§ Supplied data
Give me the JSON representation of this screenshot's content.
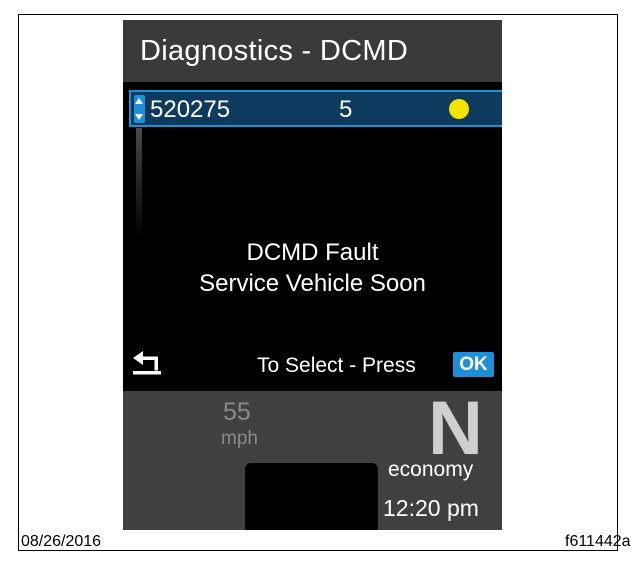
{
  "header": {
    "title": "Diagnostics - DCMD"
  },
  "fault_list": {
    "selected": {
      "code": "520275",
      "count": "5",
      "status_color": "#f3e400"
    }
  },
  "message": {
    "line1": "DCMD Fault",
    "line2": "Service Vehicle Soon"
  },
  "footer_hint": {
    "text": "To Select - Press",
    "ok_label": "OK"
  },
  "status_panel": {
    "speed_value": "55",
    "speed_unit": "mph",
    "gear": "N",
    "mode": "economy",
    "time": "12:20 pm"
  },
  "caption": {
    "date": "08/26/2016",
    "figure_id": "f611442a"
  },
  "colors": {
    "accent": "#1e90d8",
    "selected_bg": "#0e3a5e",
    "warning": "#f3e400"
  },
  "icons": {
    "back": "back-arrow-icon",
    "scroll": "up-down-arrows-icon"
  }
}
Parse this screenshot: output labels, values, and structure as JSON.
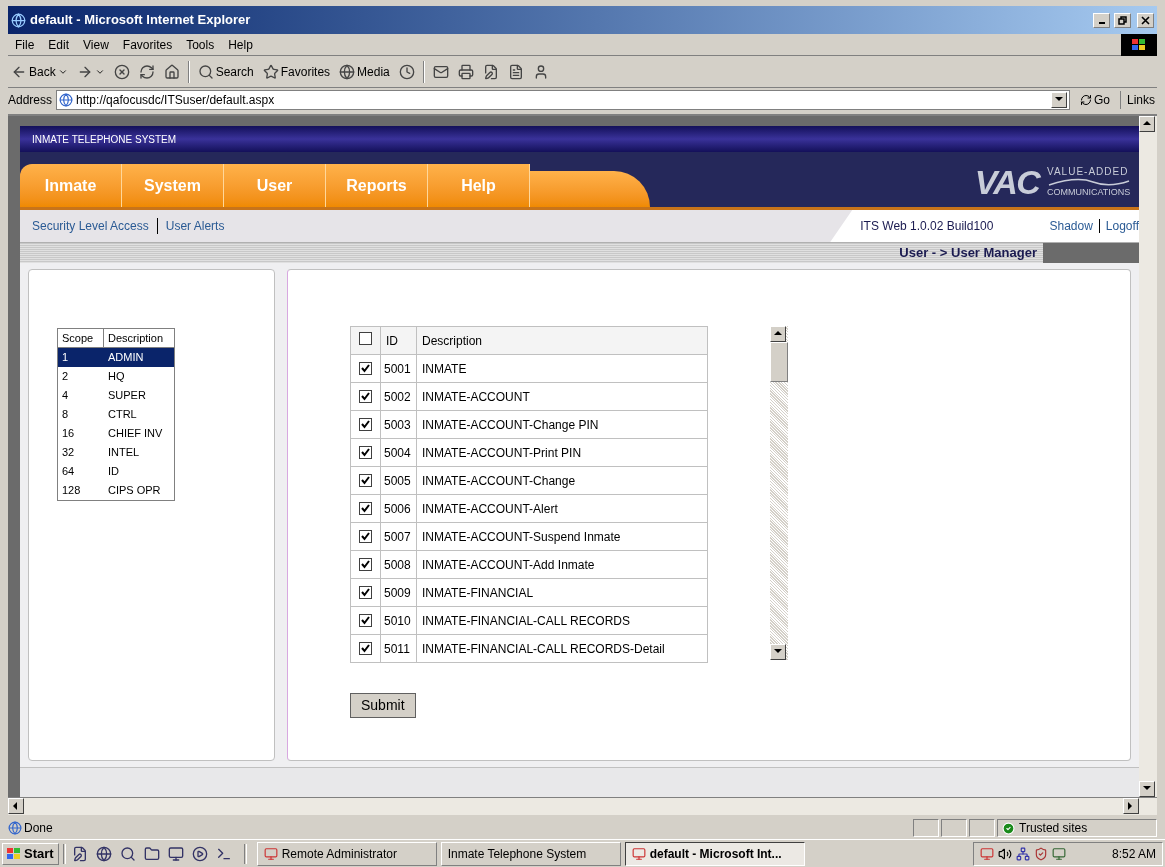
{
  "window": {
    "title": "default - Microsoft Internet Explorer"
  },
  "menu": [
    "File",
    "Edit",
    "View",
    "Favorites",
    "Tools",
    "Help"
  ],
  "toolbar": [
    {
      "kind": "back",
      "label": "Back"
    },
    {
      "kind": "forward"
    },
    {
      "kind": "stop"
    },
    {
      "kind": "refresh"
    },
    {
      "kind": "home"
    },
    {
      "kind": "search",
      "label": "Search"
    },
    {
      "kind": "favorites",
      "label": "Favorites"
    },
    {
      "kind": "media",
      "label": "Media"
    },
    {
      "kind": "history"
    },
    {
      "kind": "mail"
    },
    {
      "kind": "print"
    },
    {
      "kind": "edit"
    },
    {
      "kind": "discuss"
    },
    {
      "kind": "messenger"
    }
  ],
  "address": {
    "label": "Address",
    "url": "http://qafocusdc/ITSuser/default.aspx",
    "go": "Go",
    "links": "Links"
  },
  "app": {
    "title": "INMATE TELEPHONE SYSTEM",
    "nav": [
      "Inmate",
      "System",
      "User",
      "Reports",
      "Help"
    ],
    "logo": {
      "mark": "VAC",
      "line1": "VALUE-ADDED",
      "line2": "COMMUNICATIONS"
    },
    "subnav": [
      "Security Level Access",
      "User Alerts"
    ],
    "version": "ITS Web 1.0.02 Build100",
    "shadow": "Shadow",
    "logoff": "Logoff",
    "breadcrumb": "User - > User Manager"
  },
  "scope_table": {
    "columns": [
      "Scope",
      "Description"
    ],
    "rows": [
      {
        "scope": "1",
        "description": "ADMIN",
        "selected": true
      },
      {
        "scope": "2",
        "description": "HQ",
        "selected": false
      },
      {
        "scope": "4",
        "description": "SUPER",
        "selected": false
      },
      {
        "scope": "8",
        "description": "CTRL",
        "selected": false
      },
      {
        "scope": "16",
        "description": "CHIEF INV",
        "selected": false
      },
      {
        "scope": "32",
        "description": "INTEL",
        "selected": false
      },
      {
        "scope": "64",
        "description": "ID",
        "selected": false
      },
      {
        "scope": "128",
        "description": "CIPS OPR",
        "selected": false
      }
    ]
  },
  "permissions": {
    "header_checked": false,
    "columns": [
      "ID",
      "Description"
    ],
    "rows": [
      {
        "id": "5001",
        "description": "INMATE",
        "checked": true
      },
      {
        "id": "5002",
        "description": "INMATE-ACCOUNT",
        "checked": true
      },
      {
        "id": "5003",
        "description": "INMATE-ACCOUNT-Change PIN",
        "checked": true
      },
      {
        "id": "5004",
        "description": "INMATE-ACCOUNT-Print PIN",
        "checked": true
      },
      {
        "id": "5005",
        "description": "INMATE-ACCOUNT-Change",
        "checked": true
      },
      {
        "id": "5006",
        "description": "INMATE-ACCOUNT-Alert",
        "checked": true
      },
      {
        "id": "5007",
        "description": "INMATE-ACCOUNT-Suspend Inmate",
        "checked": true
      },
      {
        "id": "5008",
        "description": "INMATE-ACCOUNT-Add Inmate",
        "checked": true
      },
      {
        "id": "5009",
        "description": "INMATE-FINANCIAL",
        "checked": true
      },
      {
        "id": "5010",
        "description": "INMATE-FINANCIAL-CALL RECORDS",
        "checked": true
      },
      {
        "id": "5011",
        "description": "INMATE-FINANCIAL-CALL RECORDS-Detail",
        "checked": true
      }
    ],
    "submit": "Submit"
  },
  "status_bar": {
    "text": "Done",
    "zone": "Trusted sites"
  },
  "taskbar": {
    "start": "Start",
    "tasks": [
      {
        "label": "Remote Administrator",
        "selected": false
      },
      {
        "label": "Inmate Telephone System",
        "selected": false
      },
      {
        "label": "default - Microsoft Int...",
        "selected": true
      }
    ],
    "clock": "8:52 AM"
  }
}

§ What is being asked
Reproduce the records verbatim, omitting all images they contain.

§ Task response
Give me the JSON representation of this screenshot's content.
{
  "header": {
    "title": "Diagnostics - DCMD"
  },
  "fault_list": {
    "selected": {
      "code": "520275",
      "count": "5",
      "status_color": "#f3e400"
    }
  },
  "message": {
    "line1": "DCMD Fault",
    "line2": "Service Vehicle Soon"
  },
  "footer_hint": {
    "text": "To Select - Press",
    "ok_label": "OK"
  },
  "status_panel": {
    "speed_value": "55",
    "speed_unit": "mph",
    "gear": "N",
    "mode": "economy",
    "time": "12:20 pm"
  },
  "caption": {
    "date": "08/26/2016",
    "figure_id": "f611442a"
  },
  "colors": {
    "accent": "#1e90d8",
    "selected_bg": "#0e3a5e",
    "warning": "#f3e400"
  },
  "icons": {
    "back": "back-arrow-icon",
    "scroll": "up-down-arrows-icon"
  }
}
Parse this screenshot: output labels, values, and structure as JSON.
{
  "window": {
    "title": "default - Microsoft Internet Explorer"
  },
  "menu": [
    "File",
    "Edit",
    "View",
    "Favorites",
    "Tools",
    "Help"
  ],
  "toolbar": [
    {
      "kind": "back",
      "label": "Back"
    },
    {
      "kind": "forward"
    },
    {
      "kind": "stop"
    },
    {
      "kind": "refresh"
    },
    {
      "kind": "home"
    },
    {
      "kind": "search",
      "label": "Search"
    },
    {
      "kind": "favorites",
      "label": "Favorites"
    },
    {
      "kind": "media",
      "label": "Media"
    },
    {
      "kind": "history"
    },
    {
      "kind": "mail"
    },
    {
      "kind": "print"
    },
    {
      "kind": "edit"
    },
    {
      "kind": "discuss"
    },
    {
      "kind": "messenger"
    }
  ],
  "address": {
    "label": "Address",
    "url": "http://qafocusdc/ITSuser/default.aspx",
    "go": "Go",
    "links": "Links"
  },
  "app": {
    "title": "INMATE TELEPHONE SYSTEM",
    "nav": [
      "Inmate",
      "System",
      "User",
      "Reports",
      "Help"
    ],
    "logo": {
      "mark": "VAC",
      "line1": "VALUE-ADDED",
      "line2": "COMMUNICATIONS"
    },
    "subnav": [
      "Security Level Access",
      "User Alerts"
    ],
    "version": "ITS Web 1.0.02 Build100",
    "shadow": "Shadow",
    "logoff": "Logoff",
    "breadcrumb": "User - > User Manager"
  },
  "scope_table": {
    "columns": [
      "Scope",
      "Description"
    ],
    "rows": [
      {
        "scope": "1",
        "description": "ADMIN",
        "selected": true
      },
      {
        "scope": "2",
        "description": "HQ",
        "selected": false
      },
      {
        "scope": "4",
        "description": "SUPER",
        "selected": false
      },
      {
        "scope": "8",
        "description": "CTRL",
        "selected": false
      },
      {
        "scope": "16",
        "description": "CHIEF INV",
        "selected": false
      },
      {
        "scope": "32",
        "description": "INTEL",
        "selected": false
      },
      {
        "scope": "64",
        "description": "ID",
        "selected": false
      },
      {
        "scope": "128",
        "description": "CIPS OPR",
        "selected": false
      }
    ]
  },
  "permissions": {
    "header_checked": false,
    "columns": [
      "ID",
      "Description"
    ],
    "rows": [
      {
        "id": "5001",
        "description": "INMATE",
        "checked": true
      },
      {
        "id": "5002",
        "description": "INMATE-ACCOUNT",
        "checked": true
      },
      {
        "id": "5003",
        "description": "INMATE-ACCOUNT-Change PIN",
        "checked": true
      },
      {
        "id": "5004",
        "description": "INMATE-ACCOUNT-Print PIN",
        "checked": true
      },
      {
        "id": "5005",
        "description": "INMATE-ACCOUNT-Change",
        "checked": true
      },
      {
        "id": "5006",
        "description": "INMATE-ACCOUNT-Alert",
        "checked": true
      },
      {
        "id": "5007",
        "description": "INMATE-ACCOUNT-Suspend Inmate",
        "checked": true
      },
      {
        "id": "5008",
        "description": "INMATE-ACCOUNT-Add Inmate",
        "checked": true
      },
      {
        "id": "5009",
        "description": "INMATE-FINANCIAL",
        "checked": true
      },
      {
        "id": "5010",
        "description": "INMATE-FINANCIAL-CALL RECORDS",
        "checked": true
      },
      {
        "id": "5011",
        "description": "INMATE-FINANCIAL-CALL RECORDS-Detail",
        "checked": true
      }
    ],
    "submit": "Submit"
  },
  "status_bar": {
    "text": "Done",
    "zone": "Trusted sites"
  },
  "taskbar": {
    "start": "Start",
    "tasks": [
      {
        "label": "Remote Administrator",
        "selected": false
      },
      {
        "label": "Inmate Telephone System",
        "selected": false
      },
      {
        "label": "default - Microsoft Int...",
        "selected": true
      }
    ],
    "clock": "8:52 AM"
  }
}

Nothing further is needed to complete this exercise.